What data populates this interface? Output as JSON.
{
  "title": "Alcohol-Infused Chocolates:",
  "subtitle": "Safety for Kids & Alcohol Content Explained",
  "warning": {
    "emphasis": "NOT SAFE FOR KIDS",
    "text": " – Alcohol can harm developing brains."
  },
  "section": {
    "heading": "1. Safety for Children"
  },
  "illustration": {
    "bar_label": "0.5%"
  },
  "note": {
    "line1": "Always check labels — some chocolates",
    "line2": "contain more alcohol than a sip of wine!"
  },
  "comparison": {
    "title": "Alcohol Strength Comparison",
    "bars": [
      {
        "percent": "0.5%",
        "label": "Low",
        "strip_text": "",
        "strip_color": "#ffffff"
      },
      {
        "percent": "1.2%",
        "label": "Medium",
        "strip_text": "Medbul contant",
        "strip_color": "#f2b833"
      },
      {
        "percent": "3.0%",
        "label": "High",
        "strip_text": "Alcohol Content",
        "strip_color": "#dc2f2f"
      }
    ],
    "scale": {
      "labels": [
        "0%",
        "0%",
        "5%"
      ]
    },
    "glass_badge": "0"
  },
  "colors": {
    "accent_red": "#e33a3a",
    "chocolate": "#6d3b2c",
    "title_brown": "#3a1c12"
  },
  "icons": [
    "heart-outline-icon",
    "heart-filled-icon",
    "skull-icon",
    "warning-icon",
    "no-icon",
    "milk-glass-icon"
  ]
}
------------------------------------
→ **GOAL OF THE EXERCISE**
Please set down each line of the records exactly as given.

→ **SOLUTION FOR THIS TASK**
What data populates this interface? Output as JSON.
{
  "title": "Alcohol-Infused Chocolates:",
  "subtitle": "Safety for Kids & Alcohol Content Explained",
  "warning": {
    "emphasis": "NOT SAFE FOR KIDS",
    "text": " – Alcohol can harm developing brains."
  },
  "section": {
    "heading": "1. Safety for Children"
  },
  "illustration": {
    "bar_label": "0.5%"
  },
  "note": {
    "line1": "Always check labels — some chocolates",
    "line2": "contain more alcohol than a sip of wine!"
  },
  "comparison": {
    "title": "Alcohol Strength Comparison",
    "bars": [
      {
        "percent": "0.5%",
        "label": "Low",
        "strip_text": "",
        "strip_color": "#ffffff"
      },
      {
        "percent": "1.2%",
        "label": "Medium",
        "strip_text": "Medbul contant",
        "strip_color": "#f2b833"
      },
      {
        "percent": "3.0%",
        "label": "High",
        "strip_text": "Alcohol Content",
        "strip_color": "#dc2f2f"
      }
    ],
    "scale": {
      "labels": [
        "0%",
        "0%",
        "5%"
      ]
    },
    "glass_badge": "0"
  },
  "colors": {
    "accent_red": "#e33a3a",
    "chocolate": "#6d3b2c",
    "title_brown": "#3a1c12"
  },
  "icons": [
    "heart-outline-icon",
    "heart-filled-icon",
    "skull-icon",
    "warning-icon",
    "no-icon",
    "milk-glass-icon"
  ]
}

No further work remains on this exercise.